======== Materials provided

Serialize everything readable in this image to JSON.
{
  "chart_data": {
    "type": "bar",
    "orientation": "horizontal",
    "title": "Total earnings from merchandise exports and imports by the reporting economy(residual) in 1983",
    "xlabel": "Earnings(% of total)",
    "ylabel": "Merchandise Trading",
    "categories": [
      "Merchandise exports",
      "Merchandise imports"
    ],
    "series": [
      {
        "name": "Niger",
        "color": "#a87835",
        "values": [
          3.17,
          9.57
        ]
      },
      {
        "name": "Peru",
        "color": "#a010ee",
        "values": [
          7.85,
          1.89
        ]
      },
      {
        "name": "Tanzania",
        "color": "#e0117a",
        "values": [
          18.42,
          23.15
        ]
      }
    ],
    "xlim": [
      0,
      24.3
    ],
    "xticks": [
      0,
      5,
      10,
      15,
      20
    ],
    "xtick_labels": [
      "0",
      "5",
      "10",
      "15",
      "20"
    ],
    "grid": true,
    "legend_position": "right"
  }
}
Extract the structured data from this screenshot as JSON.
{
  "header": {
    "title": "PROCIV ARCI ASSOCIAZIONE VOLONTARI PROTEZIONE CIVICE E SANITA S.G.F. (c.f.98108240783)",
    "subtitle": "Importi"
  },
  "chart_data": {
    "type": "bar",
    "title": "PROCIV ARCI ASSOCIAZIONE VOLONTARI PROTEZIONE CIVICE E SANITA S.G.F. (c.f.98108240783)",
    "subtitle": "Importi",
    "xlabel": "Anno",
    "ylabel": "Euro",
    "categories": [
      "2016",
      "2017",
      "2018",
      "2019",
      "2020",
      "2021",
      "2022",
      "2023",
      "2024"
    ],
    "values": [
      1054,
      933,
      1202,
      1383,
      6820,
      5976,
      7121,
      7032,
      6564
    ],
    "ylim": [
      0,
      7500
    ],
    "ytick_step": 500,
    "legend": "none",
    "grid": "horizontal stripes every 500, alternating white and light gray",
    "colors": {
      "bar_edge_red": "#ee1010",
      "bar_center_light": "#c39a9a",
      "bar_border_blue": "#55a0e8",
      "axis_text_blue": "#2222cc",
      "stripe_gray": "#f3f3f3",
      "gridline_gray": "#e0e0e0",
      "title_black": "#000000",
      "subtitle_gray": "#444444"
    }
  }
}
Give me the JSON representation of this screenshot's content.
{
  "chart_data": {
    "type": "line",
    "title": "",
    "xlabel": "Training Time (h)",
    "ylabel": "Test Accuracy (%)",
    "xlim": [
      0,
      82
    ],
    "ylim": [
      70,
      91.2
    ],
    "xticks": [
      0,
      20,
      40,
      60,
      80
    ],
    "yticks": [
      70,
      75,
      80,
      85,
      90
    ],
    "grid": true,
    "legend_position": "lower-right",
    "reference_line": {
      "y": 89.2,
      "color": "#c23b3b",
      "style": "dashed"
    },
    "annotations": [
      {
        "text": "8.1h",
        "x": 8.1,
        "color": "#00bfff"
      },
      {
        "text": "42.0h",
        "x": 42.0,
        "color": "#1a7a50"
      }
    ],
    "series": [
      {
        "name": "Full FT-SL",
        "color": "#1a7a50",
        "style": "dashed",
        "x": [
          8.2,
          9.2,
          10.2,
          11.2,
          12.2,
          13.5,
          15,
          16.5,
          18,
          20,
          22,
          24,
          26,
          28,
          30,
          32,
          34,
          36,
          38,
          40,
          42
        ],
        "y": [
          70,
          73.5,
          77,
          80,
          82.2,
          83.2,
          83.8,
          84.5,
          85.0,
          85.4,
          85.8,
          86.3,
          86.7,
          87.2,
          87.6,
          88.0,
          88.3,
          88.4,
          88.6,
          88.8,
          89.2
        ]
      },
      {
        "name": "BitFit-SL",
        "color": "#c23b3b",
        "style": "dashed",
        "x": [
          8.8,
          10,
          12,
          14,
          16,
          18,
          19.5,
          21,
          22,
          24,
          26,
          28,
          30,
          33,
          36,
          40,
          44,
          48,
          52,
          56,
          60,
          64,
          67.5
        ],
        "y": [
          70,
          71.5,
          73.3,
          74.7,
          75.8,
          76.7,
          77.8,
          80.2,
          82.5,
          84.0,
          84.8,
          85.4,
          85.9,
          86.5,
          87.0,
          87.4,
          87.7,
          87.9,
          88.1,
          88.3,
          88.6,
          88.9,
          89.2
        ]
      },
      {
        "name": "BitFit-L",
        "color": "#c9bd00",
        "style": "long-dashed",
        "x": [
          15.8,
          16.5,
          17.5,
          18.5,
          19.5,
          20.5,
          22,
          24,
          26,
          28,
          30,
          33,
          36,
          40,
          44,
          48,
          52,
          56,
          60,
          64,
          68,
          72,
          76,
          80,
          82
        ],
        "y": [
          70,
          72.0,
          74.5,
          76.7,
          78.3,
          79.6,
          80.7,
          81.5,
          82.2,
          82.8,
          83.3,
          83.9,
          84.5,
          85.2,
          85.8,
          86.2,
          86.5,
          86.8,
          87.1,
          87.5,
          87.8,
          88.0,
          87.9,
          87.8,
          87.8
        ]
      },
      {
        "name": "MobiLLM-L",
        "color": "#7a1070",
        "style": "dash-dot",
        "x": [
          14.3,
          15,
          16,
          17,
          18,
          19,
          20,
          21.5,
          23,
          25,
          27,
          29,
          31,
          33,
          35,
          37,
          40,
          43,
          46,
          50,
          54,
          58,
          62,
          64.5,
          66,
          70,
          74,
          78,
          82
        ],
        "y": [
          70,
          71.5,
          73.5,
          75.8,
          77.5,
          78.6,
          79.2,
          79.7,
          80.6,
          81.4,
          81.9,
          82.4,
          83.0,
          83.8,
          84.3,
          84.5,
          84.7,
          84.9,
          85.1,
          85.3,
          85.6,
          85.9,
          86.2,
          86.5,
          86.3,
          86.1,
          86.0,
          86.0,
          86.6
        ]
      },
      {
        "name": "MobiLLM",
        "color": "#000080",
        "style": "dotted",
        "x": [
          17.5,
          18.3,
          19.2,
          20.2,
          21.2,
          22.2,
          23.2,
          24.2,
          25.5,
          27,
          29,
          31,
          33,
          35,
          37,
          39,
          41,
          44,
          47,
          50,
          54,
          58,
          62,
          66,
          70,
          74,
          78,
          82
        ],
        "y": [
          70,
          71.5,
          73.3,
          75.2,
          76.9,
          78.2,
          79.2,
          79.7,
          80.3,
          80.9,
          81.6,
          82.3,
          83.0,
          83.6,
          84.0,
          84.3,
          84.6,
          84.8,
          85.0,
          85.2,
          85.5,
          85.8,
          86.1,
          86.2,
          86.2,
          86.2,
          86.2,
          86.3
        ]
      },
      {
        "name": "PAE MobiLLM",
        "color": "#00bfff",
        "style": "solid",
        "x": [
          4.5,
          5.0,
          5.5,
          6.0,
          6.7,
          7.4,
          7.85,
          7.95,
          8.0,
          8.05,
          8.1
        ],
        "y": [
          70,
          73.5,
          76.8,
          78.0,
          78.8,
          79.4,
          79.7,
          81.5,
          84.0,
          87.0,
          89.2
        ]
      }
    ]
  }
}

================

Exercise: Transcribe the whole listing exactly.

Solution for this exercise:
Serialize everything readable in this image to JSON.
{
  "chart_data": {
    "type": "bar",
    "orientation": "horizontal",
    "title": "Total earnings from merchandise exports and imports by the reporting economy(residual) in 1983",
    "xlabel": "Earnings(% of total)",
    "ylabel": "Merchandise Trading",
    "categories": [
      "Merchandise exports",
      "Merchandise imports"
    ],
    "series": [
      {
        "name": "Niger",
        "color": "#a87835",
        "values": [
          3.17,
          9.57
        ]
      },
      {
        "name": "Peru",
        "color": "#a010ee",
        "values": [
          7.85,
          1.89
        ]
      },
      {
        "name": "Tanzania",
        "color": "#e0117a",
        "values": [
          18.42,
          23.15
        ]
      }
    ],
    "xlim": [
      0,
      24.3
    ],
    "xticks": [
      0,
      5,
      10,
      15,
      20
    ],
    "xtick_labels": [
      "0",
      "5",
      "10",
      "15",
      "20"
    ],
    "grid": true,
    "legend_position": "right"
  }
}
Extract the structured data from this screenshot as JSON.
{
  "header": {
    "title": "PROCIV ARCI ASSOCIAZIONE VOLONTARI PROTEZIONE CIVICE E SANITA S.G.F. (c.f.98108240783)",
    "subtitle": "Importi"
  },
  "chart_data": {
    "type": "bar",
    "title": "PROCIV ARCI ASSOCIAZIONE VOLONTARI PROTEZIONE CIVICE E SANITA S.G.F. (c.f.98108240783)",
    "subtitle": "Importi",
    "xlabel": "Anno",
    "ylabel": "Euro",
    "categories": [
      "2016",
      "2017",
      "2018",
      "2019",
      "2020",
      "2021",
      "2022",
      "2023",
      "2024"
    ],
    "values": [
      1054,
      933,
      1202,
      1383,
      6820,
      5976,
      7121,
      7032,
      6564
    ],
    "ylim": [
      0,
      7500
    ],
    "ytick_step": 500,
    "legend": "none",
    "grid": "horizontal stripes every 500, alternating white and light gray",
    "colors": {
      "bar_edge_red": "#ee1010",
      "bar_center_light": "#c39a9a",
      "bar_border_blue": "#55a0e8",
      "axis_text_blue": "#2222cc",
      "stripe_gray": "#f3f3f3",
      "gridline_gray": "#e0e0e0",
      "title_black": "#000000",
      "subtitle_gray": "#444444"
    }
  }
}
Give me the JSON representation of this screenshot's content.
{
  "chart_data": {
    "type": "line",
    "title": "",
    "xlabel": "Training Time (h)",
    "ylabel": "Test Accuracy (%)",
    "xlim": [
      0,
      82
    ],
    "ylim": [
      70,
      91.2
    ],
    "xticks": [
      0,
      20,
      40,
      60,
      80
    ],
    "yticks": [
      70,
      75,
      80,
      85,
      90
    ],
    "grid": true,
    "legend_position": "lower-right",
    "reference_line": {
      "y": 89.2,
      "color": "#c23b3b",
      "style": "dashed"
    },
    "annotations": [
      {
        "text": "8.1h",
        "x": 8.1,
        "color": "#00bfff"
      },
      {
        "text": "42.0h",
        "x": 42.0,
        "color": "#1a7a50"
      }
    ],
    "series": [
      {
        "name": "Full FT-SL",
        "color": "#1a7a50",
        "style": "dashed",
        "x": [
          8.2,
          9.2,
          10.2,
          11.2,
          12.2,
          13.5,
          15,
          16.5,
          18,
          20,
          22,
          24,
          26,
          28,
          30,
          32,
          34,
          36,
          38,
          40,
          42
        ],
        "y": [
          70,
          73.5,
          77,
          80,
          82.2,
          83.2,
          83.8,
          84.5,
          85.0,
          85.4,
          85.8,
          86.3,
          86.7,
          87.2,
          87.6,
          88.0,
          88.3,
          88.4,
          88.6,
          88.8,
          89.2
        ]
      },
      {
        "name": "BitFit-SL",
        "color": "#c23b3b",
        "style": "dashed",
        "x": [
          8.8,
          10,
          12,
          14,
          16,
          18,
          19.5,
          21,
          22,
          24,
          26,
          28,
          30,
          33,
          36,
          40,
          44,
          48,
          52,
          56,
          60,
          64,
          67.5
        ],
        "y": [
          70,
          71.5,
          73.3,
          74.7,
          75.8,
          76.7,
          77.8,
          80.2,
          82.5,
          84.0,
          84.8,
          85.4,
          85.9,
          86.5,
          87.0,
          87.4,
          87.7,
          87.9,
          88.1,
          88.3,
          88.6,
          88.9,
          89.2
        ]
      },
      {
        "name": "BitFit-L",
        "color": "#c9bd00",
        "style": "long-dashed",
        "x": [
          15.8,
          16.5,
          17.5,
          18.5,
          19.5,
          20.5,
          22,
          24,
          26,
          28,
          30,
          33,
          36,
          40,
          44,
          48,
          52,
          56,
          60,
          64,
          68,
          72,
          76,
          80,
          82
        ],
        "y": [
          70,
          72.0,
          74.5,
          76.7,
          78.3,
          79.6,
          80.7,
          81.5,
          82.2,
          82.8,
          83.3,
          83.9,
          84.5,
          85.2,
          85.8,
          86.2,
          86.5,
          86.8,
          87.1,
          87.5,
          87.8,
          88.0,
          87.9,
          87.8,
          87.8
        ]
      },
      {
        "name": "MobiLLM-L",
        "color": "#7a1070",
        "style": "dash-dot",
        "x": [
          14.3,
          15,
          16,
          17,
          18,
          19,
          20,
          21.5,
          23,
          25,
          27,
          29,
          31,
          33,
          35,
          37,
          40,
          43,
          46,
          50,
          54,
          58,
          62,
          64.5,
          66,
          70,
          74,
          78,
          82
        ],
        "y": [
          70,
          71.5,
          73.5,
          75.8,
          77.5,
          78.6,
          79.2,
          79.7,
          80.6,
          81.4,
          81.9,
          82.4,
          83.0,
          83.8,
          84.3,
          84.5,
          84.7,
          84.9,
          85.1,
          85.3,
          85.6,
          85.9,
          86.2,
          86.5,
          86.3,
          86.1,
          86.0,
          86.0,
          86.6
        ]
      },
      {
        "name": "MobiLLM",
        "color": "#000080",
        "style": "dotted",
        "x": [
          17.5,
          18.3,
          19.2,
          20.2,
          21.2,
          22.2,
          23.2,
          24.2,
          25.5,
          27,
          29,
          31,
          33,
          35,
          37,
          39,
          41,
          44,
          47,
          50,
          54,
          58,
          62,
          66,
          70,
          74,
          78,
          82
        ],
        "y": [
          70,
          71.5,
          73.3,
          75.2,
          76.9,
          78.2,
          79.2,
          79.7,
          80.3,
          80.9,
          81.6,
          82.3,
          83.0,
          83.6,
          84.0,
          84.3,
          84.6,
          84.8,
          85.0,
          85.2,
          85.5,
          85.8,
          86.1,
          86.2,
          86.2,
          86.2,
          86.2,
          86.3
        ]
      },
      {
        "name": "PAE MobiLLM",
        "color": "#00bfff",
        "style": "solid",
        "x": [
          4.5,
          5.0,
          5.5,
          6.0,
          6.7,
          7.4,
          7.85,
          7.95,
          8.0,
          8.05,
          8.1
        ],
        "y": [
          70,
          73.5,
          76.8,
          78.0,
          78.8,
          79.4,
          79.7,
          81.5,
          84.0,
          87.0,
          89.2
        ]
      }
    ]
  }
}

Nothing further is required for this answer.